↓

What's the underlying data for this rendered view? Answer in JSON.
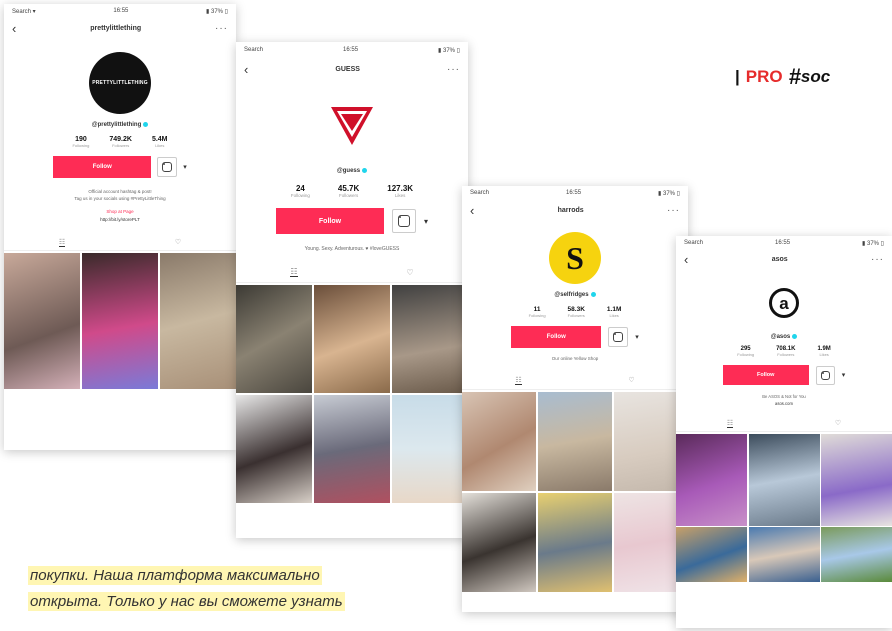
{
  "header_text": {
    "bar": "|",
    "pro": "PRO",
    "hash": "#",
    "rest": "soc"
  },
  "caption": {
    "line1": "покупки. Наша платформа максимально",
    "line2": "открыта. Только у нас вы сможете узнать"
  },
  "colors": {
    "follow": "#fe2c55",
    "pro": "#e62c2c",
    "highlight": "#fff6b3",
    "verify": "#20d5ec"
  },
  "phones": [
    {
      "id": "prettylittlething",
      "status_left": "Search ▾",
      "status_time": "16:55",
      "status_right": "▮ 37% ▯",
      "title": "prettylittlething",
      "handle": "@prettylittlething",
      "avatar_text": "PRETTYLITTLETHING",
      "stats": [
        {
          "num": "190",
          "lbl": "Following"
        },
        {
          "num": "749.2K",
          "lbl": "Followers"
        },
        {
          "num": "5.4M",
          "lbl": "Likes"
        }
      ],
      "follow_label": "Follow",
      "bio1": "Official account hashtag & post!",
      "bio2": "Tag us in your socials using #PrettyLittleThing",
      "link1": "Shop at Page",
      "link2": "http://bit.ly/storePLT"
    },
    {
      "id": "guess",
      "status_left": "Search",
      "status_time": "16:55",
      "status_right": "▮ 37% ▯",
      "title": "GUESS",
      "handle": "@guess",
      "avatar_text": "GUESS",
      "stats": [
        {
          "num": "24",
          "lbl": "Following"
        },
        {
          "num": "45.7K",
          "lbl": "Followers"
        },
        {
          "num": "127.3K",
          "lbl": "Likes"
        }
      ],
      "follow_label": "Follow",
      "bio1": "Young. Sexy. Adventurous. ♥ #loveGUESS"
    },
    {
      "id": "harrods",
      "status_left": "Search",
      "status_time": "16:55",
      "status_right": "▮ 37% ▯",
      "title": "harrods",
      "handle": "@selfridges",
      "avatar_text": "S",
      "stats": [
        {
          "num": "11",
          "lbl": "Following"
        },
        {
          "num": "58.3K",
          "lbl": "Followers"
        },
        {
          "num": "1.1M",
          "lbl": "Likes"
        }
      ],
      "follow_label": "Follow",
      "bio1": "Our online Yellow Shop"
    },
    {
      "id": "asos",
      "status_left": "Search",
      "status_time": "16:55",
      "status_right": "▮ 37% ▯",
      "title": "asos",
      "handle": "@asos",
      "avatar_text": "a",
      "stats": [
        {
          "num": "295",
          "lbl": "Following"
        },
        {
          "num": "708.1K",
          "lbl": "Followers"
        },
        {
          "num": "1.9M",
          "lbl": "Likes"
        }
      ],
      "follow_label": "Follow",
      "bio1": "Be ASOS & Not for You",
      "link1": "asos.com"
    }
  ]
}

↑

→ **EXERCISE DESCRIPTION**
Which lines contain the word "handle"? Copy each of them.

→ **REPLY**
      "handle": "@prettylittlething",
      "handle": "@guess",
      "handle": "@selfridges",
      "handle": "@asos",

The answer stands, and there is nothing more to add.